/---

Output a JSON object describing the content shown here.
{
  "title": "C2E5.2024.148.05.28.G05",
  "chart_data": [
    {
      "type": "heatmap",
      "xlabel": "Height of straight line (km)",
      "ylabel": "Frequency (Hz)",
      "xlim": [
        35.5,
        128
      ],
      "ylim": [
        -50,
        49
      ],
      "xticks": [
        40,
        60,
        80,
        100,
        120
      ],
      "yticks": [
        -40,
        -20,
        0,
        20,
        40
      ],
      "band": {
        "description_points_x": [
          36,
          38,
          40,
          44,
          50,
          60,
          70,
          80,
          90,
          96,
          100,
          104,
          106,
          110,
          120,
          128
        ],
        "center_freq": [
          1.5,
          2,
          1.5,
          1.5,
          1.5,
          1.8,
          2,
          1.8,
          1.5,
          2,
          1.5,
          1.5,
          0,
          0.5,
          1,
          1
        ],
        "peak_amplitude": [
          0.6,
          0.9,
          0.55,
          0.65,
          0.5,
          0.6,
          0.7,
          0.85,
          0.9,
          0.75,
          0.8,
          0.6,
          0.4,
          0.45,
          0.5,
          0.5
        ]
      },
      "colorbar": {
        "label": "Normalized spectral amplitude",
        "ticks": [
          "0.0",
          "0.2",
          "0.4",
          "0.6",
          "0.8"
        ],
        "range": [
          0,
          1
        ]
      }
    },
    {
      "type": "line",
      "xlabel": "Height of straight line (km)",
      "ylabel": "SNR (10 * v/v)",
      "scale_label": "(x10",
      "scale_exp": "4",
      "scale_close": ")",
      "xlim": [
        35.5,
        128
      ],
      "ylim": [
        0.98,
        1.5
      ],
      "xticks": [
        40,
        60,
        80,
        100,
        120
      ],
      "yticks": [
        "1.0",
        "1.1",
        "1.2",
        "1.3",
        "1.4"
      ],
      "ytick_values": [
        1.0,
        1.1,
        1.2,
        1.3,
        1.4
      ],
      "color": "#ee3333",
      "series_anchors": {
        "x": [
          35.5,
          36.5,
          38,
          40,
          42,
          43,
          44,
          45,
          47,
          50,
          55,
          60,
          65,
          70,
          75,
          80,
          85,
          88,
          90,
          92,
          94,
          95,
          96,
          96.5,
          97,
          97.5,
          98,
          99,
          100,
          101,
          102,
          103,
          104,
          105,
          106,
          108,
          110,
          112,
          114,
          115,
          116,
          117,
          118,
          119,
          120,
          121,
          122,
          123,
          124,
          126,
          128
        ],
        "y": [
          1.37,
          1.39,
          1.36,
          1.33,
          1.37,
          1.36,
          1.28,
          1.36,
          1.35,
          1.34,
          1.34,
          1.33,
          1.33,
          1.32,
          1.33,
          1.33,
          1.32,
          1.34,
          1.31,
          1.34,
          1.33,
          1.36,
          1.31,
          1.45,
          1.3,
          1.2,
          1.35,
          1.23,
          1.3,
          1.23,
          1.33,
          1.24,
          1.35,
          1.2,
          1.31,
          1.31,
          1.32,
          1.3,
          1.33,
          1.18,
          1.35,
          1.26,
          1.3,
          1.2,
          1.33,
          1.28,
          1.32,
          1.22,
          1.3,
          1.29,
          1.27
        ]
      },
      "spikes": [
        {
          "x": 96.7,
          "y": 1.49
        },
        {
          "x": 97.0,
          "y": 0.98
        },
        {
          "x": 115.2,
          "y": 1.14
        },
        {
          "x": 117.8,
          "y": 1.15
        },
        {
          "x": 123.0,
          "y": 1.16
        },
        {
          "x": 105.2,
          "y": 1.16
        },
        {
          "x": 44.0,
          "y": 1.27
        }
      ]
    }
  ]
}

\---

## What is being asked
Produce a verbatim transcription of the entries above.

## Task output
Output a JSON object describing the content shown here.
{
  "title": "C2E5.2024.148.05.28.G05",
  "chart_data": [
    {
      "type": "heatmap",
      "xlabel": "Height of straight line (km)",
      "ylabel": "Frequency (Hz)",
      "xlim": [
        35.5,
        128
      ],
      "ylim": [
        -50,
        49
      ],
      "xticks": [
        40,
        60,
        80,
        100,
        120
      ],
      "yticks": [
        -40,
        -20,
        0,
        20,
        40
      ],
      "band": {
        "description_points_x": [
          36,
          38,
          40,
          44,
          50,
          60,
          70,
          80,
          90,
          96,
          100,
          104,
          106,
          110,
          120,
          128
        ],
        "center_freq": [
          1.5,
          2,
          1.5,
          1.5,
          1.5,
          1.8,
          2,
          1.8,
          1.5,
          2,
          1.5,
          1.5,
          0,
          0.5,
          1,
          1
        ],
        "peak_amplitude": [
          0.6,
          0.9,
          0.55,
          0.65,
          0.5,
          0.6,
          0.7,
          0.85,
          0.9,
          0.75,
          0.8,
          0.6,
          0.4,
          0.45,
          0.5,
          0.5
        ]
      },
      "colorbar": {
        "label": "Normalized spectral amplitude",
        "ticks": [
          "0.0",
          "0.2",
          "0.4",
          "0.6",
          "0.8"
        ],
        "range": [
          0,
          1
        ]
      }
    },
    {
      "type": "line",
      "xlabel": "Height of straight line (km)",
      "ylabel": "SNR (10 * v/v)",
      "scale_label": "(x10",
      "scale_exp": "4",
      "scale_close": ")",
      "xlim": [
        35.5,
        128
      ],
      "ylim": [
        0.98,
        1.5
      ],
      "xticks": [
        40,
        60,
        80,
        100,
        120
      ],
      "yticks": [
        "1.0",
        "1.1",
        "1.2",
        "1.3",
        "1.4"
      ],
      "ytick_values": [
        1.0,
        1.1,
        1.2,
        1.3,
        1.4
      ],
      "color": "#ee3333",
      "series_anchors": {
        "x": [
          35.5,
          36.5,
          38,
          40,
          42,
          43,
          44,
          45,
          47,
          50,
          55,
          60,
          65,
          70,
          75,
          80,
          85,
          88,
          90,
          92,
          94,
          95,
          96,
          96.5,
          97,
          97.5,
          98,
          99,
          100,
          101,
          102,
          103,
          104,
          105,
          106,
          108,
          110,
          112,
          114,
          115,
          116,
          117,
          118,
          119,
          120,
          121,
          122,
          123,
          124,
          126,
          128
        ],
        "y": [
          1.37,
          1.39,
          1.36,
          1.33,
          1.37,
          1.36,
          1.28,
          1.36,
          1.35,
          1.34,
          1.34,
          1.33,
          1.33,
          1.32,
          1.33,
          1.33,
          1.32,
          1.34,
          1.31,
          1.34,
          1.33,
          1.36,
          1.31,
          1.45,
          1.3,
          1.2,
          1.35,
          1.23,
          1.3,
          1.23,
          1.33,
          1.24,
          1.35,
          1.2,
          1.31,
          1.31,
          1.32,
          1.3,
          1.33,
          1.18,
          1.35,
          1.26,
          1.3,
          1.2,
          1.33,
          1.28,
          1.32,
          1.22,
          1.3,
          1.29,
          1.27
        ]
      },
      "spikes": [
        {
          "x": 96.7,
          "y": 1.49
        },
        {
          "x": 97.0,
          "y": 0.98
        },
        {
          "x": 115.2,
          "y": 1.14
        },
        {
          "x": 117.8,
          "y": 1.15
        },
        {
          "x": 123.0,
          "y": 1.16
        },
        {
          "x": 105.2,
          "y": 1.16
        },
        {
          "x": 44.0,
          "y": 1.27
        }
      ]
    }
  ]
}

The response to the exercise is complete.